What to produce:
Rewrite every one of the following records so that each "solar panel" becomes "photovoltaic panel", and leave every other word as it is.

Provided data:
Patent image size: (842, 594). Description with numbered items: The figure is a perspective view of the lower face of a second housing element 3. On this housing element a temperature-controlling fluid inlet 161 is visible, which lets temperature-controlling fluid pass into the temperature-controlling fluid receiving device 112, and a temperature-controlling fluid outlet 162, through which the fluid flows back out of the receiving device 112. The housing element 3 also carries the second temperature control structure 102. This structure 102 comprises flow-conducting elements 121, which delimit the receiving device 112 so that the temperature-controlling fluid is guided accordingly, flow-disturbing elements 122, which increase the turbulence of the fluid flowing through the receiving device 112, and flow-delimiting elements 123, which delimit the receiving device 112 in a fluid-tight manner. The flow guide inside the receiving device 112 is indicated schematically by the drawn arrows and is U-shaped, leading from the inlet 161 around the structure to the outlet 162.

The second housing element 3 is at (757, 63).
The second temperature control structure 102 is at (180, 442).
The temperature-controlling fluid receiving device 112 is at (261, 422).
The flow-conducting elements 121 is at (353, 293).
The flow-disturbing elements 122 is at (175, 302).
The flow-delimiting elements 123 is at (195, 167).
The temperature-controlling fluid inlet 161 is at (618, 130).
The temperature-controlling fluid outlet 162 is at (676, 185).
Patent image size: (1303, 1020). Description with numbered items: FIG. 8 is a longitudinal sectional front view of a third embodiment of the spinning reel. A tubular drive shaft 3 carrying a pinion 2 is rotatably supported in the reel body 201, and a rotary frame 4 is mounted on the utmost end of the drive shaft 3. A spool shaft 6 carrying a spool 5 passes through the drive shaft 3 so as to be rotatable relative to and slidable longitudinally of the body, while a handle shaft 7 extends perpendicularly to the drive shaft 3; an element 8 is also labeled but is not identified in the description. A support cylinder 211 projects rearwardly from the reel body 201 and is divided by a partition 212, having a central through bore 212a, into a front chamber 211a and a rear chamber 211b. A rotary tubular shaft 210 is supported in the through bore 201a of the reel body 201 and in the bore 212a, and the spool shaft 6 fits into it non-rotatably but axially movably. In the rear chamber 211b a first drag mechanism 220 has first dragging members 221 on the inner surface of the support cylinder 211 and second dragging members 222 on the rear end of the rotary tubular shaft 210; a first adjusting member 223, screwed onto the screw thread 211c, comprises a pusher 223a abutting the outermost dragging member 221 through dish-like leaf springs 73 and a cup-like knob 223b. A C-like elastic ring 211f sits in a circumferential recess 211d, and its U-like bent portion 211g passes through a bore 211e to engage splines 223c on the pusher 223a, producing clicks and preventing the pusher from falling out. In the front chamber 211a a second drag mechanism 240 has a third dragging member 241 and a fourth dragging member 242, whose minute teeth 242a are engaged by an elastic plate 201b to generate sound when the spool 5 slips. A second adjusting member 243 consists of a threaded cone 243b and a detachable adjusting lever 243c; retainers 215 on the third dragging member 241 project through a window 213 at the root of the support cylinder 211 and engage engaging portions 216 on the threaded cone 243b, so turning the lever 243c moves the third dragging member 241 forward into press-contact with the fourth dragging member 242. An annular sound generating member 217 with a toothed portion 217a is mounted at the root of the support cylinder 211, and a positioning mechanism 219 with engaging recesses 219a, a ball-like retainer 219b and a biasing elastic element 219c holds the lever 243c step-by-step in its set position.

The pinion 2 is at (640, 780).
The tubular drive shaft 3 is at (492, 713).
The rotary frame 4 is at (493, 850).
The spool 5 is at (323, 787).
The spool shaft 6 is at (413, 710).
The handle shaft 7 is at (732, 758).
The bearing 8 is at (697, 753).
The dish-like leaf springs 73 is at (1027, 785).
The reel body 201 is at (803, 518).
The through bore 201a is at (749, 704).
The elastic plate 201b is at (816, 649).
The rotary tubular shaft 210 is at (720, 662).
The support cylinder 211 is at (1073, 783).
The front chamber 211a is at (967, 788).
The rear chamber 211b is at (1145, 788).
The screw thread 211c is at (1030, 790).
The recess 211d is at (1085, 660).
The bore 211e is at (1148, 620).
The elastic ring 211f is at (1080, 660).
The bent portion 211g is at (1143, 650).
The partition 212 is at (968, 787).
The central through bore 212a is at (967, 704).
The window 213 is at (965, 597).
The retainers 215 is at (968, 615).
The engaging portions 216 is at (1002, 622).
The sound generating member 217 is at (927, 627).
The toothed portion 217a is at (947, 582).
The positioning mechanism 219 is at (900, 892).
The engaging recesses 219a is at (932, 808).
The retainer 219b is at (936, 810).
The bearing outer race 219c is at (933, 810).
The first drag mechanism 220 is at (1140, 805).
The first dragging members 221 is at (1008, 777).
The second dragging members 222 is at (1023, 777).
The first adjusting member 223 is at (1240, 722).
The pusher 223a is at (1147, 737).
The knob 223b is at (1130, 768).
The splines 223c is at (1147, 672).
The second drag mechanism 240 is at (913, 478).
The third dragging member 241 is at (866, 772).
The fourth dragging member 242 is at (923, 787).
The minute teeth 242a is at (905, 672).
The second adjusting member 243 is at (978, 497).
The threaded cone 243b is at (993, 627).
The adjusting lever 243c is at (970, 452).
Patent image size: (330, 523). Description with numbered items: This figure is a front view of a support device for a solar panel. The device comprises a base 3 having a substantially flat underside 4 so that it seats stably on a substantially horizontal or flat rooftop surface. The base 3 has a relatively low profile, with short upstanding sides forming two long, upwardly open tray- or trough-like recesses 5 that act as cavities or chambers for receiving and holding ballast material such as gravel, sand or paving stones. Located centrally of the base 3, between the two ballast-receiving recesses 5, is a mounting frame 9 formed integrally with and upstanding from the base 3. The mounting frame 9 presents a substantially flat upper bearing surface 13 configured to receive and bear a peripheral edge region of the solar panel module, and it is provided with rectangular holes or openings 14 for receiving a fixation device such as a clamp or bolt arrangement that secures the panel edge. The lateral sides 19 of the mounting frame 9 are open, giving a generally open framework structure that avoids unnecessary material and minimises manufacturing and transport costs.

Result:
Patent image size: (842, 594). Description with numbered items: The figure is a perspective view of the lower face of a second housing element 3. On this housing element a temperature-controlling fluid inlet 161 is visible, which lets temperature-controlling fluid pass into the temperature-controlling fluid receiving device 112, and a temperature-controlling fluid outlet 162, through which the fluid flows back out of the receiving device 112. The housing element 3 also carries the second temperature control structure 102. This structure 102 comprises flow-conducting elements 121, which delimit the receiving device 112 so that the temperature-controlling fluid is guided accordingly, flow-disturbing elements 122, which increase the turbulence of the fluid flowing through the receiving device 112, and flow-delimiting elements 123, which delimit the receiving device 112 in a fluid-tight manner. The flow guide inside the receiving device 112 is indicated schematically by the drawn arrows and is U-shaped, leading from the inlet 161 around the structure to the outlet 162.

The second housing element 3 is at (757, 63).
The second temperature control structure 102 is at (180, 442).
The temperature-controlling fluid receiving device 112 is at (261, 422).
The flow-conducting elements 121 is at (353, 293).
The flow-disturbing elements 122 is at (175, 302).
The flow-delimiting elements 123 is at (195, 167).
The temperature-controlling fluid inlet 161 is at (618, 130).
The temperature-controlling fluid outlet 162 is at (676, 185).
Patent image size: (1303, 1020). Description with numbered items: FIG. 8 is a longitudinal sectional front view of a third embodiment of the spinning reel. A tubular drive shaft 3 carrying a pinion 2 is rotatably supported in the reel body 201, and a rotary frame 4 is mounted on the utmost end of the drive shaft 3. A spool shaft 6 carrying a spool 5 passes through the drive shaft 3 so as to be rotatable relative to and slidable longitudinally of the body, while a handle shaft 7 extends perpendicularly to the drive shaft 3; an element 8 is also labeled but is not identified in the description. A support cylinder 211 projects rearwardly from the reel body 201 and is divided by a partition 212, having a central through bore 212a, into a front chamber 211a and a rear chamber 211b. A rotary tubular shaft 210 is supported in the through bore 201a of the reel body 201 and in the bore 212a, and the spool shaft 6 fits into it non-rotatably but axially movably. In the rear chamber 211b a first drag mechanism 220 has first dragging members 221 on the inner surface of the support cylinder 211 and second dragging members 222 on the rear end of the rotary tubular shaft 210; a first adjusting member 223, screwed onto the screw thread 211c, comprises a pusher 223a abutting the outermost dragging member 221 through dish-like leaf springs 73 and a cup-like knob 223b. A C-like elastic ring 211f sits in a circumferential recess 211d, and its U-like bent portion 211g passes through a bore 211e to engage splines 223c on the pusher 223a, producing clicks and preventing the pusher from falling out. In the front chamber 211a a second drag mechanism 240 has a third dragging member 241 and a fourth dragging member 242, whose minute teeth 242a are engaged by an elastic plate 201b to generate sound when the spool 5 slips. A second adjusting member 243 consists of a threaded cone 243b and a detachable adjusting lever 243c; retainers 215 on the third dragging member 241 project through a window 213 at the root of the support cylinder 211 and engage engaging portions 216 on the threaded cone 243b, so turning the lever 243c moves the third dragging member 241 forward into press-contact with the fourth dragging member 242. An annular sound generating member 217 with a toothed portion 217a is mounted at the root of the support cylinder 211, and a positioning mechanism 219 with engaging recesses 219a, a ball-like retainer 219b and a biasing elastic element 219c holds the lever 243c step-by-step in its set position.

The pinion 2 is at (640, 780).
The tubular drive shaft 3 is at (492, 713).
The rotary frame 4 is at (493, 850).
The spool 5 is at (323, 787).
The spool shaft 6 is at (413, 710).
The handle shaft 7 is at (732, 758).
The bearing 8 is at (697, 753).
The dish-like leaf springs 73 is at (1027, 785).
The reel body 201 is at (803, 518).
The through bore 201a is at (749, 704).
The elastic plate 201b is at (816, 649).
The rotary tubular shaft 210 is at (720, 662).
The support cylinder 211 is at (1073, 783).
The front chamber 211a is at (967, 788).
The rear chamber 211b is at (1145, 788).
The screw thread 211c is at (1030, 790).
The recess 211d is at (1085, 660).
The bore 211e is at (1148, 620).
The elastic ring 211f is at (1080, 660).
The bent portion 211g is at (1143, 650).
The partition 212 is at (968, 787).
The central through bore 212a is at (967, 704).
The window 213 is at (965, 597).
The retainers 215 is at (968, 615).
The engaging portions 216 is at (1002, 622).
The sound generating member 217 is at (927, 627).
The toothed portion 217a is at (947, 582).
The positioning mechanism 219 is at (900, 892).
The engaging recesses 219a is at (932, 808).
The retainer 219b is at (936, 810).
The bearing outer race 219c is at (933, 810).
The first drag mechanism 220 is at (1140, 805).
The first dragging members 221 is at (1008, 777).
The second dragging members 222 is at (1023, 777).
The first adjusting member 223 is at (1240, 722).
The pusher 223a is at (1147, 737).
The knob 223b is at (1130, 768).
The splines 223c is at (1147, 672).
The second drag mechanism 240 is at (913, 478).
The third dragging member 241 is at (866, 772).
The fourth dragging member 242 is at (923, 787).
The minute teeth 242a is at (905, 672).
The second adjusting member 243 is at (978, 497).
The threaded cone 243b is at (993, 627).
The adjusting lever 243c is at (970, 452).
Patent image size: (330, 523). Description with numbered items: This figure is a front view of a support device for a photovoltaic panel. The device comprises a base 3 having a substantially flat underside 4 so that it seats stably on a substantially horizontal or flat rooftop surface. The base 3 has a relatively low profile, with short upstanding sides forming two long, upwardly open tray- or trough-like recesses 5 that act as cavities or chambers for receiving and holding ballast material such as gravel, sand or paving stones. Located centrally of the base 3, between the two ballast-receiving recesses 5, is a mounting frame 9 formed integrally with and upstanding from the base 3. The mounting frame 9 presents a substantially flat upper bearing surface 13 configured to receive and bear a peripheral edge region of the photovoltaic panel module, and it is provided with rectangular holes or openings 14 for receiving a fixation device such as a clamp or bolt arrangement that secures the panel edge. The lateral sides 19 of the mounting frame 9 are open, giving a generally open framework structure that avoids unnecessary material and minimises manufacturing and transport costs.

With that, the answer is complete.